### Exercise brief
An exact reproduction of the records is required, with all images left out.

### Given entries

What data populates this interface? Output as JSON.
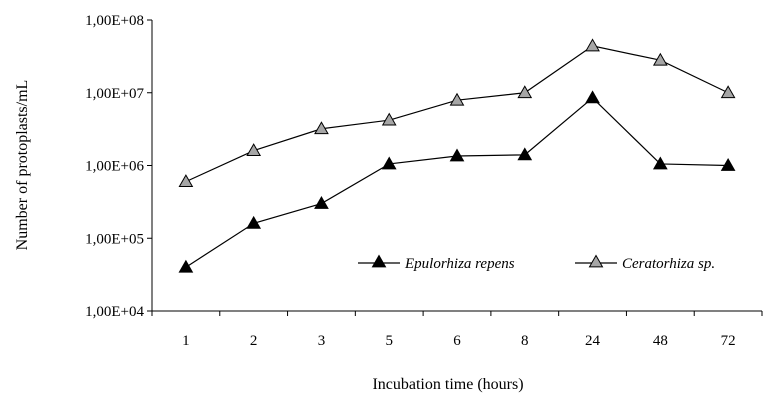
{
  "chart_data": {
    "type": "line",
    "title": "",
    "xlabel": "Incubation time (hours)",
    "ylabel": "Number of protoplasts/mL",
    "categories": [
      "1",
      "2",
      "3",
      "5",
      "6",
      "8",
      "24",
      "48",
      "72"
    ],
    "y_scale": "log",
    "ylim": [
      10000,
      100000000
    ],
    "y_ticks": [
      10000,
      100000,
      1000000,
      10000000,
      100000000
    ],
    "y_tick_labels": [
      "1,00E+04",
      "1,00E+05",
      "1,00E+06",
      "1,00E+07",
      "1,00E+08"
    ],
    "grid": false,
    "legend_position": "lower-right",
    "series": [
      {
        "name": "Epulorhiza repens",
        "marker": "filled-triangle",
        "color": "#000000",
        "values": [
          40000,
          160000,
          300000,
          1050000,
          1350000,
          1400000,
          8500000,
          1050000,
          1000000
        ]
      },
      {
        "name": "Ceratorhiza sp.",
        "marker": "grey-triangle",
        "color": "#a6a6a6",
        "values": [
          600000,
          1600000,
          3200000,
          4200000,
          7900000,
          10000000,
          44000000,
          28000000,
          10000000
        ]
      }
    ]
  }
}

### Completed exercise
What data populates this interface? Output as JSON.
{
  "chart_data": {
    "type": "line",
    "title": "",
    "xlabel": "Incubation time (hours)",
    "ylabel": "Number of protoplasts/mL",
    "categories": [
      "1",
      "2",
      "3",
      "5",
      "6",
      "8",
      "24",
      "48",
      "72"
    ],
    "y_scale": "log",
    "ylim": [
      10000,
      100000000
    ],
    "y_ticks": [
      10000,
      100000,
      1000000,
      10000000,
      100000000
    ],
    "y_tick_labels": [
      "1,00E+04",
      "1,00E+05",
      "1,00E+06",
      "1,00E+07",
      "1,00E+08"
    ],
    "grid": false,
    "legend_position": "lower-right",
    "series": [
      {
        "name": "Epulorhiza repens",
        "marker": "filled-triangle",
        "color": "#000000",
        "values": [
          40000,
          160000,
          300000,
          1050000,
          1350000,
          1400000,
          8500000,
          1050000,
          1000000
        ]
      },
      {
        "name": "Ceratorhiza sp.",
        "marker": "grey-triangle",
        "color": "#a6a6a6",
        "values": [
          600000,
          1600000,
          3200000,
          4200000,
          7900000,
          10000000,
          44000000,
          28000000,
          10000000
        ]
      }
    ]
  }
}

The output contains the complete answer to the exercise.